§ **BRIEF**:
Type every record exactly as it appears.

§ **DATA FOR THIS EXERCISE**:

▬▬▬

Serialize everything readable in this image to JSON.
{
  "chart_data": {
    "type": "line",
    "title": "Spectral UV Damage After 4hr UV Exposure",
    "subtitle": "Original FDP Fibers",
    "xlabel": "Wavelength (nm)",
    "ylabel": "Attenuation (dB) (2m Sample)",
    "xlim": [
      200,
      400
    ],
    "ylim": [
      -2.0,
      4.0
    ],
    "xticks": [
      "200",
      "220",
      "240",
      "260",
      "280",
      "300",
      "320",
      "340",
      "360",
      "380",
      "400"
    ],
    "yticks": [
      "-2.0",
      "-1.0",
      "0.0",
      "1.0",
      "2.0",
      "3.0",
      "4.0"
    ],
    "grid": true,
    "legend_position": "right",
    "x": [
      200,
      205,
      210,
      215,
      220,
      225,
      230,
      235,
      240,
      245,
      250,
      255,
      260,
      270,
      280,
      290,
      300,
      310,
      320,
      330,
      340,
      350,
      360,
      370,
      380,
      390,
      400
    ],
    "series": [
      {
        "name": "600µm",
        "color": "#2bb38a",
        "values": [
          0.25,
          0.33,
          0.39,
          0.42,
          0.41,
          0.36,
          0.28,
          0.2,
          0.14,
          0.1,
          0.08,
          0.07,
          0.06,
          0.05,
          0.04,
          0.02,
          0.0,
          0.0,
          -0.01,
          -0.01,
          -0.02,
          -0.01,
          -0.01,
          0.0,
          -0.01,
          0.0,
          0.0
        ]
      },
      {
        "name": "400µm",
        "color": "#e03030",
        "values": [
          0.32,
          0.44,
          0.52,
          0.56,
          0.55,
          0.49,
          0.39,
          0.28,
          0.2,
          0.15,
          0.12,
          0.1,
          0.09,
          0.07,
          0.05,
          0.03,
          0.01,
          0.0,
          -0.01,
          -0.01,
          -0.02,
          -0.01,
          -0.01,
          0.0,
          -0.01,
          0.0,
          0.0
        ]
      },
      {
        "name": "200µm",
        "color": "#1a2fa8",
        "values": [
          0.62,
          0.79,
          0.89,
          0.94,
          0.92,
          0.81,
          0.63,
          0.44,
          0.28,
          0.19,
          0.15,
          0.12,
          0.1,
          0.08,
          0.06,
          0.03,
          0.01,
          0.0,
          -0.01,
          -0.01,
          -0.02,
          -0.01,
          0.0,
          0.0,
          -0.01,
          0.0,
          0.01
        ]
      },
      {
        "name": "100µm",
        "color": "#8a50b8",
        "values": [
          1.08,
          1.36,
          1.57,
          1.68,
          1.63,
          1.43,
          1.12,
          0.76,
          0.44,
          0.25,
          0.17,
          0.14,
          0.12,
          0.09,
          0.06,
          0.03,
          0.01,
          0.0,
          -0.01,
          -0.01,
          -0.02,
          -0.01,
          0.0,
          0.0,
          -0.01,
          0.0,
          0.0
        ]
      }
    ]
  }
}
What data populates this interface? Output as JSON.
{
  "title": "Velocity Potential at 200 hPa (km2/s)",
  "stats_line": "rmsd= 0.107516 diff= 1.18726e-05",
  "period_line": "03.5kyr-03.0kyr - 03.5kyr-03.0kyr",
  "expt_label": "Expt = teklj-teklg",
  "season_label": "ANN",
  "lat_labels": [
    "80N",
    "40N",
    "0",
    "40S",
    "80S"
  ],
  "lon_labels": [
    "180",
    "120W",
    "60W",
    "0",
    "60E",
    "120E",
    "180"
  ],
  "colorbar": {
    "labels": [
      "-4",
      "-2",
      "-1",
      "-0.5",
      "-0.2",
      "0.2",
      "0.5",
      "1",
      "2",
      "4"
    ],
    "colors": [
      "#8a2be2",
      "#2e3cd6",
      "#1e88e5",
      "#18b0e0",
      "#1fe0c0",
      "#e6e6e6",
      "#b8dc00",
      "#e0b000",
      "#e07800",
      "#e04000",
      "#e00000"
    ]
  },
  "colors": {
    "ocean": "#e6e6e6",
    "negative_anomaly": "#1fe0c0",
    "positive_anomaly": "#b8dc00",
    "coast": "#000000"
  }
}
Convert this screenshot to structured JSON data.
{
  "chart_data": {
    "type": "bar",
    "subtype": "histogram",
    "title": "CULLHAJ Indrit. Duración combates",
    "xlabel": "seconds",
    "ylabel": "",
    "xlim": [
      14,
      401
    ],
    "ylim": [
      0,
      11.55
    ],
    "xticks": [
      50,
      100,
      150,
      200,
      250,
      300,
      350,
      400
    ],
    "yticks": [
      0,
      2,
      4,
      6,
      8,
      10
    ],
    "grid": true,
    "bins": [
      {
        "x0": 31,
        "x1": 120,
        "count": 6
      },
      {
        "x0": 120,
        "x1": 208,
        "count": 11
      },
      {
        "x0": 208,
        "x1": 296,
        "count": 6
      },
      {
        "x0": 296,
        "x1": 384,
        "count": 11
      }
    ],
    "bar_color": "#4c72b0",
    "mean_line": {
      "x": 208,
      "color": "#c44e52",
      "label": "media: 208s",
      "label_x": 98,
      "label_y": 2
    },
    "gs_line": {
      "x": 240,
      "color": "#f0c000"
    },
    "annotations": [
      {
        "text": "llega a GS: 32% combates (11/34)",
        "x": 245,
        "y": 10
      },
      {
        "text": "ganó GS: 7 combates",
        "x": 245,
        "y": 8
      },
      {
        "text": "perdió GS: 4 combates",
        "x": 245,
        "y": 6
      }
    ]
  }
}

▬▬▬

§ **THE RESULT**:
Serialize everything readable in this image to JSON.
{
  "chart_data": {
    "type": "line",
    "title": "Spectral UV Damage After 4hr UV Exposure",
    "subtitle": "Original FDP Fibers",
    "xlabel": "Wavelength (nm)",
    "ylabel": "Attenuation (dB) (2m Sample)",
    "xlim": [
      200,
      400
    ],
    "ylim": [
      -2.0,
      4.0
    ],
    "xticks": [
      "200",
      "220",
      "240",
      "260",
      "280",
      "300",
      "320",
      "340",
      "360",
      "380",
      "400"
    ],
    "yticks": [
      "-2.0",
      "-1.0",
      "0.0",
      "1.0",
      "2.0",
      "3.0",
      "4.0"
    ],
    "grid": true,
    "legend_position": "right",
    "x": [
      200,
      205,
      210,
      215,
      220,
      225,
      230,
      235,
      240,
      245,
      250,
      255,
      260,
      270,
      280,
      290,
      300,
      310,
      320,
      330,
      340,
      350,
      360,
      370,
      380,
      390,
      400
    ],
    "series": [
      {
        "name": "600µm",
        "color": "#2bb38a",
        "values": [
          0.25,
          0.33,
          0.39,
          0.42,
          0.41,
          0.36,
          0.28,
          0.2,
          0.14,
          0.1,
          0.08,
          0.07,
          0.06,
          0.05,
          0.04,
          0.02,
          0.0,
          0.0,
          -0.01,
          -0.01,
          -0.02,
          -0.01,
          -0.01,
          0.0,
          -0.01,
          0.0,
          0.0
        ]
      },
      {
        "name": "400µm",
        "color": "#e03030",
        "values": [
          0.32,
          0.44,
          0.52,
          0.56,
          0.55,
          0.49,
          0.39,
          0.28,
          0.2,
          0.15,
          0.12,
          0.1,
          0.09,
          0.07,
          0.05,
          0.03,
          0.01,
          0.0,
          -0.01,
          -0.01,
          -0.02,
          -0.01,
          -0.01,
          0.0,
          -0.01,
          0.0,
          0.0
        ]
      },
      {
        "name": "200µm",
        "color": "#1a2fa8",
        "values": [
          0.62,
          0.79,
          0.89,
          0.94,
          0.92,
          0.81,
          0.63,
          0.44,
          0.28,
          0.19,
          0.15,
          0.12,
          0.1,
          0.08,
          0.06,
          0.03,
          0.01,
          0.0,
          -0.01,
          -0.01,
          -0.02,
          -0.01,
          0.0,
          0.0,
          -0.01,
          0.0,
          0.01
        ]
      },
      {
        "name": "100µm",
        "color": "#8a50b8",
        "values": [
          1.08,
          1.36,
          1.57,
          1.68,
          1.63,
          1.43,
          1.12,
          0.76,
          0.44,
          0.25,
          0.17,
          0.14,
          0.12,
          0.09,
          0.06,
          0.03,
          0.01,
          0.0,
          -0.01,
          -0.01,
          -0.02,
          -0.01,
          0.0,
          0.0,
          -0.01,
          0.0,
          0.0
        ]
      }
    ]
  }
}
What data populates this interface? Output as JSON.
{
  "title": "Velocity Potential at 200 hPa (km2/s)",
  "stats_line": "rmsd= 0.107516 diff= 1.18726e-05",
  "period_line": "03.5kyr-03.0kyr - 03.5kyr-03.0kyr",
  "expt_label": "Expt = teklj-teklg",
  "season_label": "ANN",
  "lat_labels": [
    "80N",
    "40N",
    "0",
    "40S",
    "80S"
  ],
  "lon_labels": [
    "180",
    "120W",
    "60W",
    "0",
    "60E",
    "120E",
    "180"
  ],
  "colorbar": {
    "labels": [
      "-4",
      "-2",
      "-1",
      "-0.5",
      "-0.2",
      "0.2",
      "0.5",
      "1",
      "2",
      "4"
    ],
    "colors": [
      "#8a2be2",
      "#2e3cd6",
      "#1e88e5",
      "#18b0e0",
      "#1fe0c0",
      "#e6e6e6",
      "#b8dc00",
      "#e0b000",
      "#e07800",
      "#e04000",
      "#e00000"
    ]
  },
  "colors": {
    "ocean": "#e6e6e6",
    "negative_anomaly": "#1fe0c0",
    "positive_anomaly": "#b8dc00",
    "coast": "#000000"
  }
}
Convert this screenshot to structured JSON data.
{
  "chart_data": {
    "type": "bar",
    "subtype": "histogram",
    "title": "CULLHAJ Indrit. Duración combates",
    "xlabel": "seconds",
    "ylabel": "",
    "xlim": [
      14,
      401
    ],
    "ylim": [
      0,
      11.55
    ],
    "xticks": [
      50,
      100,
      150,
      200,
      250,
      300,
      350,
      400
    ],
    "yticks": [
      0,
      2,
      4,
      6,
      8,
      10
    ],
    "grid": true,
    "bins": [
      {
        "x0": 31,
        "x1": 120,
        "count": 6
      },
      {
        "x0": 120,
        "x1": 208,
        "count": 11
      },
      {
        "x0": 208,
        "x1": 296,
        "count": 6
      },
      {
        "x0": 296,
        "x1": 384,
        "count": 11
      }
    ],
    "bar_color": "#4c72b0",
    "mean_line": {
      "x": 208,
      "color": "#c44e52",
      "label": "media: 208s",
      "label_x": 98,
      "label_y": 2
    },
    "gs_line": {
      "x": 240,
      "color": "#f0c000"
    },
    "annotations": [
      {
        "text": "llega a GS: 32% combates (11/34)",
        "x": 245,
        "y": 10
      },
      {
        "text": "ganó GS: 7 combates",
        "x": 245,
        "y": 8
      },
      {
        "text": "perdió GS: 4 combates",
        "x": 245,
        "y": 6
      }
    ]
  }
}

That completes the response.